* [Stated task]
From the listing below, pull out the lines that hold "Transform".

— start of Material provided —

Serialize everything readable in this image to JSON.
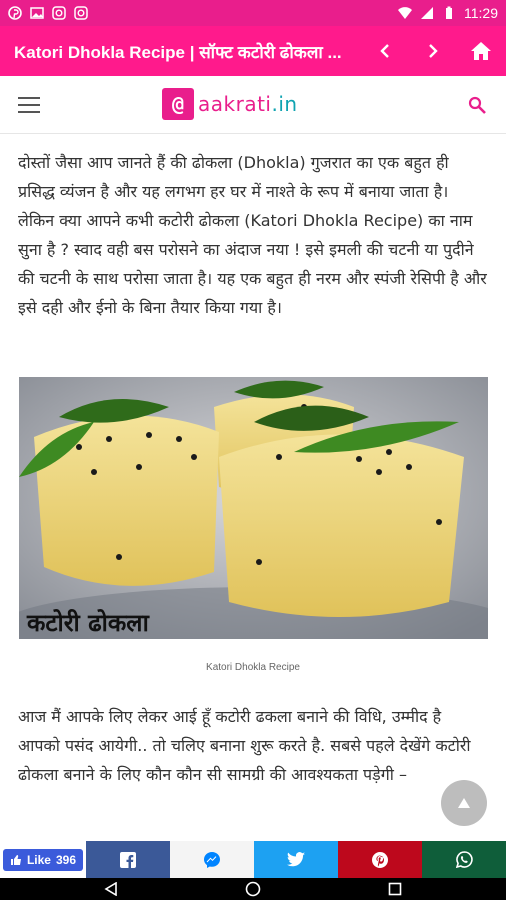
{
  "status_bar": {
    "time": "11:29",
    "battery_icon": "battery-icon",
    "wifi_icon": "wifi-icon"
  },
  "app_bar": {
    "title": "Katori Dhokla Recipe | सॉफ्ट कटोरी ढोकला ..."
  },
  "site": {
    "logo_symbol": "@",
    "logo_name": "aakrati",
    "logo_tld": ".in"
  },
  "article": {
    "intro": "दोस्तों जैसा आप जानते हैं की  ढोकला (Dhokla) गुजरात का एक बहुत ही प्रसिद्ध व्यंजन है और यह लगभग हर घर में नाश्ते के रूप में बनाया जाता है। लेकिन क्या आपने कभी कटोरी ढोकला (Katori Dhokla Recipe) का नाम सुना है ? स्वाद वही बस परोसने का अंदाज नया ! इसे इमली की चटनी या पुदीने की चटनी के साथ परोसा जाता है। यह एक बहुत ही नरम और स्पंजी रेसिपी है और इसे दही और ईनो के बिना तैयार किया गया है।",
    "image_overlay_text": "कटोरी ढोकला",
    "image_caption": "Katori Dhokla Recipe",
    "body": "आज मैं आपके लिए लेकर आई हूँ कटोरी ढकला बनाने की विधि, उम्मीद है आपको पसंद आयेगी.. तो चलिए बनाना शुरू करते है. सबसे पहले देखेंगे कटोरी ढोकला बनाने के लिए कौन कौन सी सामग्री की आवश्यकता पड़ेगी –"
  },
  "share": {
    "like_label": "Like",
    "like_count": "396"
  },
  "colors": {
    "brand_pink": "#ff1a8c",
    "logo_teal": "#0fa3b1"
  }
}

— end of Material provided —
— start of Material provided —

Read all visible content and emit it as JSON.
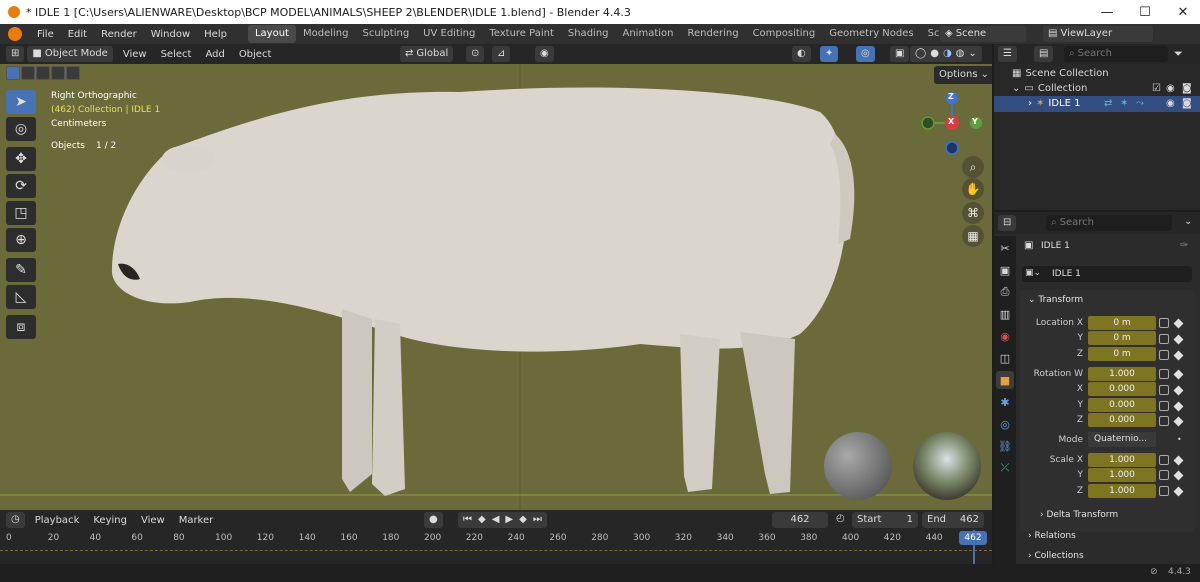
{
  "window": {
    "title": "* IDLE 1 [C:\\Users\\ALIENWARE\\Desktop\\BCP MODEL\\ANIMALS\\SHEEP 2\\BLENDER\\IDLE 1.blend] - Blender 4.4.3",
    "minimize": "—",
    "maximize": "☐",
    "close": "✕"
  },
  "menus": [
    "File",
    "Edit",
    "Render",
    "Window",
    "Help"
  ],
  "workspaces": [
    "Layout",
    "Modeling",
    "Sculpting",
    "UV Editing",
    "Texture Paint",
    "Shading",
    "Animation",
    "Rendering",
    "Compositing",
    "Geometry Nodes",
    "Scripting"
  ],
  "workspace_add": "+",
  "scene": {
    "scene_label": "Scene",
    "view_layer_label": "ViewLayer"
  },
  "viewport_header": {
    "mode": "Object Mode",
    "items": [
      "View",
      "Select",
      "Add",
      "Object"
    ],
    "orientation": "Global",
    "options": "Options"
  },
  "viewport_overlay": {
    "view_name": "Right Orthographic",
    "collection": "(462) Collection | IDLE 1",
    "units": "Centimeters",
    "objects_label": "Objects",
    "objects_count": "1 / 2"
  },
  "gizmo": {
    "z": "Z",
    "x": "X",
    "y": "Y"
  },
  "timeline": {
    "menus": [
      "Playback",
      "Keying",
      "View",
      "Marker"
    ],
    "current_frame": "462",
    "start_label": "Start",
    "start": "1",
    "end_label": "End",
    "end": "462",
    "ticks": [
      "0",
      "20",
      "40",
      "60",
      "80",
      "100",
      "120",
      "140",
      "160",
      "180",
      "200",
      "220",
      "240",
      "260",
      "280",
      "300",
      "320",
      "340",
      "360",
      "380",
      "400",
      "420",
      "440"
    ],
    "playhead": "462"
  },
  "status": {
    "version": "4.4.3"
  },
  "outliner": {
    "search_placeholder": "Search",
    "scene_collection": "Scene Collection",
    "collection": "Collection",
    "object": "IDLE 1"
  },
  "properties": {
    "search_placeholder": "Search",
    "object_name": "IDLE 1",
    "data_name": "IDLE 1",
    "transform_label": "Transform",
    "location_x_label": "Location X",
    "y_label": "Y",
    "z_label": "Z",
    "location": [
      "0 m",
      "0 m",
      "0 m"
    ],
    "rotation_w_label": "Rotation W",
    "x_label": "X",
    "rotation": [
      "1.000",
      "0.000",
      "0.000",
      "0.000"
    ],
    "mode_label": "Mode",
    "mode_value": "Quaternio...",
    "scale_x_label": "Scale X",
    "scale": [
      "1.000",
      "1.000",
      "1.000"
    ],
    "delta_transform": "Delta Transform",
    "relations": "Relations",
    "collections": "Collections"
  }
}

— end of Material provided —

* [Complete answer]
    "transform_label": "Transform",
    "delta_transform": "Delta Transform",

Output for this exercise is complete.